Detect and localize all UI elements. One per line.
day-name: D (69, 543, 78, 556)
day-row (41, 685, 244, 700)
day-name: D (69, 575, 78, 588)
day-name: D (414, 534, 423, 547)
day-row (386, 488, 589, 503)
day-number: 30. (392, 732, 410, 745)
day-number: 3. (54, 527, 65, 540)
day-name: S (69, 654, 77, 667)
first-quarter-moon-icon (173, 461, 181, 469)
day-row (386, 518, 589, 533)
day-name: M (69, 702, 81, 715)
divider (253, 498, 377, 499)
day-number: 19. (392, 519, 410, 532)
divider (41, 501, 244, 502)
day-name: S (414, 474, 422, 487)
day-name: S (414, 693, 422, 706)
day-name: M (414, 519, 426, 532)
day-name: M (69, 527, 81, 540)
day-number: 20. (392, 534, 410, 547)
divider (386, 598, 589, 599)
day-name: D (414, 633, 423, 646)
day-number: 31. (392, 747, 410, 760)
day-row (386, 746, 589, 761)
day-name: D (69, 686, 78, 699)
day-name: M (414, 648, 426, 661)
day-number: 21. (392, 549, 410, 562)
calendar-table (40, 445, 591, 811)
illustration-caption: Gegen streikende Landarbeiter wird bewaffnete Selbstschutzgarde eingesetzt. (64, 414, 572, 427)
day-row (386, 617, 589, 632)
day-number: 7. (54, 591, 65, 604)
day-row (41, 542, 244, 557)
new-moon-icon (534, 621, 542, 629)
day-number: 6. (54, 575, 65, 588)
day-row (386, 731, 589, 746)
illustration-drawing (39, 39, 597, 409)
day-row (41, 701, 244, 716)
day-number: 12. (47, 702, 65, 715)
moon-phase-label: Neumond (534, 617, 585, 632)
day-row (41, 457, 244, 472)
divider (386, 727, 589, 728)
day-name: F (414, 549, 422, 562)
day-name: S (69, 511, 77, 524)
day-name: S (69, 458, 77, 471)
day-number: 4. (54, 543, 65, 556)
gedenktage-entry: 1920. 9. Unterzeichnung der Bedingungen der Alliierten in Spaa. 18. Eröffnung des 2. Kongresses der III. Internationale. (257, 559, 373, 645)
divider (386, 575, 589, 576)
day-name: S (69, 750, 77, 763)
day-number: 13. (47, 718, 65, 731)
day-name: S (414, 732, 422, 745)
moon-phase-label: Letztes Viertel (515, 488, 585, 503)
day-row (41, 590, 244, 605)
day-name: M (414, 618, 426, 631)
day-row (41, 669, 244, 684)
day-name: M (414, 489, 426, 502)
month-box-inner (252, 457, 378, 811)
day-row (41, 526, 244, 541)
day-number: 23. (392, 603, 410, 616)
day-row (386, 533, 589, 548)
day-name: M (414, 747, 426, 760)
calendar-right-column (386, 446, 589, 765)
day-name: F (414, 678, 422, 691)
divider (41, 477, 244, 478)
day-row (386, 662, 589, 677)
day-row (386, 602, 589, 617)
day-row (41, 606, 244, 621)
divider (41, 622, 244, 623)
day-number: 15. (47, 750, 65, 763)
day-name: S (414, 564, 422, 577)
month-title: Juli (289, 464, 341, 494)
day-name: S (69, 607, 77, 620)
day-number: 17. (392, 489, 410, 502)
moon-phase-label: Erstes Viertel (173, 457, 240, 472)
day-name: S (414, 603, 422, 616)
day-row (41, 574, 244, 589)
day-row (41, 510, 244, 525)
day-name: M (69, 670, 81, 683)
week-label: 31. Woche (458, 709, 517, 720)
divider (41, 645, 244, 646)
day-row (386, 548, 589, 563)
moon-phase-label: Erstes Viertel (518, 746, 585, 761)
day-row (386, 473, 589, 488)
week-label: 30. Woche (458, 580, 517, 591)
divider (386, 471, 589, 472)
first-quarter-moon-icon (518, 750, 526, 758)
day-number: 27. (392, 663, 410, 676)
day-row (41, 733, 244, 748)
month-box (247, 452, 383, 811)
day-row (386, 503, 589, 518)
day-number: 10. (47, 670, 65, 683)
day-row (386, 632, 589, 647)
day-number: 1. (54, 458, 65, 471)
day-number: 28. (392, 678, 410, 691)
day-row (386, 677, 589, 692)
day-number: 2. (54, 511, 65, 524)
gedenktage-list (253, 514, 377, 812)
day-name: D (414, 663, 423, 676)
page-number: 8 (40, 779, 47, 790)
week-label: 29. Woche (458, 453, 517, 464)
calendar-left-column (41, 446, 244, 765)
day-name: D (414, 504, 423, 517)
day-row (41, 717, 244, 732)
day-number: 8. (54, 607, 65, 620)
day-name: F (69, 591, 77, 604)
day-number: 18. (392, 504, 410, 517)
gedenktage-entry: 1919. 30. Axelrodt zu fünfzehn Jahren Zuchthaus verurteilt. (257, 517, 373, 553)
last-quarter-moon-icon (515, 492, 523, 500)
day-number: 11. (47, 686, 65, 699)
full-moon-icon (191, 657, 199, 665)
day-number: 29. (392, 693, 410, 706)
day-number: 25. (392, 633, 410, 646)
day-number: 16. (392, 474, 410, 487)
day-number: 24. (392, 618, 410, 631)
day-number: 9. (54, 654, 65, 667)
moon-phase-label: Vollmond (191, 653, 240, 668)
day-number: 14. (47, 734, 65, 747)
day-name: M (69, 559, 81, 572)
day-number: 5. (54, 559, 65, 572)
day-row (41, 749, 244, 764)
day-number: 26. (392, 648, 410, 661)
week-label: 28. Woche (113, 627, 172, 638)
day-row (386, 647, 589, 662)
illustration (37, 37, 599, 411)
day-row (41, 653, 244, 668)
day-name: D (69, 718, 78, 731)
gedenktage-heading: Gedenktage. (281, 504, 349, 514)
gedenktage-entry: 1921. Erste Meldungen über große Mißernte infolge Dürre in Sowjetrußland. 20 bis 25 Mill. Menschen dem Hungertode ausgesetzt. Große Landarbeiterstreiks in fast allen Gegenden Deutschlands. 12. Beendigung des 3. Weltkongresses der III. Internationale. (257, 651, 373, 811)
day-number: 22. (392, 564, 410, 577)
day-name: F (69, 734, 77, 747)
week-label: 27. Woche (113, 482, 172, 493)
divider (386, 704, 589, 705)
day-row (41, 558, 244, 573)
━━━━━━━━
# Your task
Convert every line of the items above into a JSON list of strings, one string per line, leaving out any blank lines.

# Full output
[
  "Detect and localize all UI elements. One per line.",
  "day-name: D (69, 543, 78, 556)",
  "day-row (41, 685, 244, 700)",
  "day-name: D (69, 575, 78, 588)",
  "day-name: D (414, 534, 423, 547)",
  "day-row (386, 488, 589, 503)",
  "day-number: 30. (392, 732, 410, 745)",
  "day-number: 3. (54, 527, 65, 540)",
  "day-name: S (69, 654, 77, 667)",
  "first-quarter-moon-icon (173, 461, 181, 469)",
  "day-row (386, 518, 589, 533)",
  "day-name: M (69, 702, 81, 715)",
  "divider (253, 498, 377, 499)",
  "day-number: 19. (392, 519, 410, 532)",
  "divider (41, 501, 244, 502)",
  "day-name: S (414, 474, 422, 487)",
  "day-name: S (414, 693, 422, 706)",
  "day-name: M (414, 519, 426, 532)",
  "day-name: M (69, 527, 81, 540)",
  "day-number: 20. (392, 534, 410, 547)",
  "divider (386, 598, 589, 599)",
  "day-name: D (414, 633, 423, 646)",
  "day-number: 31. (392, 747, 410, 760)",
  "day-row (386, 746, 589, 761)",
  "day-name: D (69, 686, 78, 699)",
  "day-name: M (414, 648, 426, 661)",
  "day-number: 21. (392, 549, 410, 562)",
  "calendar-table (40, 445, 591, 811)",
  "illustration-caption: Gegen streikende Landarbeiter wird bewaffnete Selbstschutzgarde eingesetzt. (64, 414, 572, 427)",
  "day-row (386, 617, 589, 632)",
  "day-number: 7. (54, 591, 65, 604)",
  "day-row (41, 542, 244, 557)",
  "new-moon-icon (534, 621, 542, 629)",
  "day-number: 6. (54, 575, 65, 588)",
  "day-row (386, 731, 589, 746)",
  "illustration-drawing (39, 39, 597, 409)",
  "day-row (41, 701, 244, 716)",
  "day-number: 12. (47, 702, 65, 715)",
  "moon-phase-label: Neumond (534, 617, 585, 632)",
  "day-row (41, 457, 244, 472)",
  "divider (386, 727, 589, 728)",
  "day-name: F (414, 549, 422, 562)",
  "day-name: S (69, 511, 77, 524)",
  "day-name: S (69, 458, 77, 471)",
  "day-number: 4. (54, 543, 65, 556)",
  "gedenktage-entry: 1920. 9. Unterzeichnung der Bedingungen der Alliierten in Spaa. 18. Eröffnung des 2. Kongresses der III. Internationale. (257, 559, 373, 645)",
  "divider (386, 575, 589, 576)",
  "day-name: S (69, 750, 77, 763)",
  "day-number: 13. (47, 718, 65, 731)",
  "day-name: S (414, 732, 422, 745)",
  "moon-phase-label: Letztes Viertel (515, 488, 585, 503)",
  "day-row (41, 590, 244, 605)",
  "day-name: M (414, 618, 426, 631)",
  "day-row (41, 669, 244, 684)",
  "day-name: M (414, 489, 426, 502)",
  "month-box-inner (252, 457, 378, 811)",
  "day-row (41, 526, 244, 541)",
  "day-number: 23. (392, 603, 410, 616)",
  "day-row (386, 533, 589, 548)",
  "day-name: M (414, 747, 426, 760)",
  "calendar-right-column (386, 446, 589, 765)",
  "day-name: F (414, 678, 422, 691)",
  "divider (41, 477, 244, 478)",
  "day-row (386, 662, 589, 677)",
  "day-row (386, 602, 589, 617)",
  "day-row (41, 606, 244, 621)",
  "divider (41, 622, 244, 623)",
  "day-number: 15. (47, 750, 65, 763)",
  "day-name: S (414, 564, 422, 577)",
  "month-title: Juli (289, 464, 341, 494)",
  "day-name: S (69, 607, 77, 620)",
  "day-number: 17. (392, 489, 410, 502)",
  "moon-phase-label: Erstes Viertel (173, 457, 240, 472)",
  "day-name: S (414, 603, 422, 616)",
  "day-row (41, 574, 244, 589)",
  "day-row (41, 510, 244, 525)",
  "day-name: M (69, 670, 81, 683)",
  "week-label: 31. Woche (458, 709, 517, 720)",
  "divider (41, 645, 244, 646)",
  "day-row (386, 548, 589, 563)",
  "moon-phase-label: Erstes Viertel (518, 746, 585, 761)",
  "day-row (386, 473, 589, 488)",
  "week-label: 30. Woche (458, 580, 517, 591)",
  "divider (386, 471, 589, 472)",
  "first-quarter-moon-icon (518, 750, 526, 758)",
  "day-number: 27. (392, 663, 410, 676)",
  "day-row (41, 733, 244, 748)",
  "month-box (247, 452, 383, 811)",
  "day-row (386, 503, 589, 518)",
  "day-number: 10. (47, 670, 65, 683)",
  "day-row (386, 632, 589, 647)",
  "day-number: 1. (54, 458, 65, 471)",
  "day-number: 28. (392, 678, 410, 691)",
  "day-row (386, 677, 589, 692)",
  "day-number: 2. (54, 511, 65, 524)",
  "gedenktage-list (253, 514, 377, 812)",
  "day-name: D (414, 663, 423, 676)",
  "page-number: 8 (40, 779, 47, 790)",
  "week-label: 29. Woche (458, 453, 517, 464)",
  "calendar-left-column (41, 446, 244, 765)",
  "day-name: D (414, 504, 423, 517)",
  "day-row (41, 717, 244, 732)",
  "day-number: 8. (54, 607, 65, 620)",
  "day-name: F (69, 591, 77, 604)",
  "day-number: 18. (392, 504, 410, 517)",
  "gedenktage-entry: 1919. 30. Axelrodt zu fünfzehn Jahren Zuchthaus verurteilt. (257, 517, 373, 553)",
  "last-quarter-moon-icon (515, 492, 523, 500)",
  "day-number: 11. (47, 686, 65, 699)",
  "full-moon-icon (191, 657, 199, 665)",
  "day-number: 29. (392, 693, 410, 706)",
  "day-number: 25. (392, 633, 410, 646)",
  "day-number: 16. (392, 474, 410, 487)",
  "day-number: 24. (392, 618, 410, 631)",
  "day-number: 9. (54, 654, 65, 667)",
  "moon-phase-label: Vollmond (191, 653, 240, 668)",
  "day-number: 14. (47, 734, 65, 747)",
  "day-name: M (69, 559, 81, 572)",
  "day-number: 5. (54, 559, 65, 572)",
  "day-row (41, 749, 244, 764)",
  "day-number: 26. (392, 648, 410, 661)",
  "week-label: 28. Woche (113, 627, 172, 638)",
  "day-row (386, 647, 589, 662)",
  "illustration (37, 37, 599, 411)",
  "day-row (41, 653, 244, 668)",
  "day-name: D (69, 718, 78, 731)",
  "gedenktage-heading: Gedenktage. (281, 504, 349, 514)",
  "gedenktage-entry: 1921. Erste Meldungen über große Mißernte infolge Dürre in Sowjetrußland. 20 bis 25 Mill. Menschen dem Hungertode ausgesetzt. Große Landarbeiterstreiks in fast allen Gegenden Deutschlands. 12. Beendigung des 3. Weltkongresses der III. Internationale. (257, 651, 373, 811)",
  "day-number: 22. (392, 564, 410, 577)",
  "day-name: F (69, 734, 77, 747)",
  "week-label: 27. Woche (113, 482, 172, 493)",
  "divider (386, 704, 589, 705)",
  "day-row (41, 558, 244, 573)"
]